[Brief]
The entries below are to be written out again without alteration.

[Material shown]
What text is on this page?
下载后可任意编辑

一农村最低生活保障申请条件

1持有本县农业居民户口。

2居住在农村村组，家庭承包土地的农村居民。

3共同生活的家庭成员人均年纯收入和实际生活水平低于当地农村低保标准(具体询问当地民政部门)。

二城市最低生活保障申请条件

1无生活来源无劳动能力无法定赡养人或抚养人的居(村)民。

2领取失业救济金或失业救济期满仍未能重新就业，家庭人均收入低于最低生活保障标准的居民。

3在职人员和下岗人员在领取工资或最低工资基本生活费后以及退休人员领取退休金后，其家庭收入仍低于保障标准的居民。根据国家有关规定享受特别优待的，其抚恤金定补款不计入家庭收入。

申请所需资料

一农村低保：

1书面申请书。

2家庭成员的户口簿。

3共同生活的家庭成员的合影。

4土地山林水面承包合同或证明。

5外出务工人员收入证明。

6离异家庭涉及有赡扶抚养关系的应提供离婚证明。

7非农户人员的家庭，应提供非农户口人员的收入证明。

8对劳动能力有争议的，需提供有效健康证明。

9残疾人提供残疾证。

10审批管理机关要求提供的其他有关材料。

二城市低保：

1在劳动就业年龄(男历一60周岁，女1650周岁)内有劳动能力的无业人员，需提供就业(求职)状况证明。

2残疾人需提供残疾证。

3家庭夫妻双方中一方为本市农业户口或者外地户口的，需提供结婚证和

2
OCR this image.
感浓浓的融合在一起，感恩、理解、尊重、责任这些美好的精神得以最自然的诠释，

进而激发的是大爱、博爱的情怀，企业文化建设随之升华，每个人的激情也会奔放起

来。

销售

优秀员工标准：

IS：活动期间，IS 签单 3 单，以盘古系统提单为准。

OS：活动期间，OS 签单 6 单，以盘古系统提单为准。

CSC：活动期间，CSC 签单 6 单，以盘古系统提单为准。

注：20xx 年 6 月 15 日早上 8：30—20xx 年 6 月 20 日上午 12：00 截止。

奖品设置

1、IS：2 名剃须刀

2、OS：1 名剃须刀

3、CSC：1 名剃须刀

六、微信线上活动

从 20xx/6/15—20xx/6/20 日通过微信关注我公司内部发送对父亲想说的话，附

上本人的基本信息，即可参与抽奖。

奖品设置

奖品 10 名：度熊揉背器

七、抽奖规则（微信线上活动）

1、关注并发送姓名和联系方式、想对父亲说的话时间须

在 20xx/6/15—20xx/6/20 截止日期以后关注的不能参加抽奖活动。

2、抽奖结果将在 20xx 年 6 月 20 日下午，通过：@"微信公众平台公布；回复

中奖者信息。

[The solution]
What text is on this page?
下载后可任意编辑

一农村最低生活保障申请条件

1持有本县农业居民户口。

2居住在农村村组，家庭承包土地的农村居民。

3共同生活的家庭成员人均年纯收入和实际生活水平低于当地农村低保标准(具体询问当地民政部门)。

二城市最低生活保障申请条件

1无生活来源无劳动能力无法定赡养人或抚养人的居(村)民。

2领取失业救济金或失业救济期满仍未能重新就业，家庭人均收入低于最低生活保障标准的居民。

3在职人员和下岗人员在领取工资或最低工资基本生活费后以及退休人员领取退休金后，其家庭收入仍低于保障标准的居民。根据国家有关规定享受特别优待的，其抚恤金定补款不计入家庭收入。

申请所需资料

一农村低保：

1书面申请书。

2家庭成员的户口簿。

3共同生活的家庭成员的合影。

4土地山林水面承包合同或证明。

5外出务工人员收入证明。

6离异家庭涉及有赡扶抚养关系的应提供离婚证明。

7非农户人员的家庭，应提供非农户口人员的收入证明。

8对劳动能力有争议的，需提供有效健康证明。

9残疾人提供残疾证。

10审批管理机关要求提供的其他有关材料。

二城市低保：

1在劳动就业年龄(男历一60周岁，女1650周岁)内有劳动能力的无业人员，需提供就业(求职)状况证明。

2残疾人需提供残疾证。

3家庭夫妻双方中一方为本市农业户口或者外地户口的，需提供结婚证和

2
OCR this image.
感浓浓的融合在一起，感恩、理解、尊重、责任这些美好的精神得以最自然的诠释，

进而激发的是大爱、博爱的情怀，企业文化建设随之升华，每个人的激情也会奔放起

来。

销售

优秀员工标准：

IS：活动期间，IS 签单 3 单，以盘古系统提单为准。

OS：活动期间，OS 签单 6 单，以盘古系统提单为准。

CSC：活动期间，CSC 签单 6 单，以盘古系统提单为准。

注：20xx 年 6 月 15 日早上 8：30—20xx 年 6 月 20 日上午 12：00 截止。

奖品设置

1、IS：2 名剃须刀

2、OS：1 名剃须刀

3、CSC：1 名剃须刀

六、微信线上活动

从 20xx/6/15—20xx/6/20 日通过微信关注我公司内部发送对父亲想说的话，附

上本人的基本信息，即可参与抽奖。

奖品设置

奖品 10 名：度熊揉背器

七、抽奖规则（微信线上活动）

1、关注并发送姓名和联系方式、想对父亲说的话时间须

在 20xx/6/15—20xx/6/20 截止日期以后关注的不能参加抽奖活动。

2、抽奖结果将在 20xx 年 6 月 20 日下午，通过：@"微信公众平台公布；回复

中奖者信息。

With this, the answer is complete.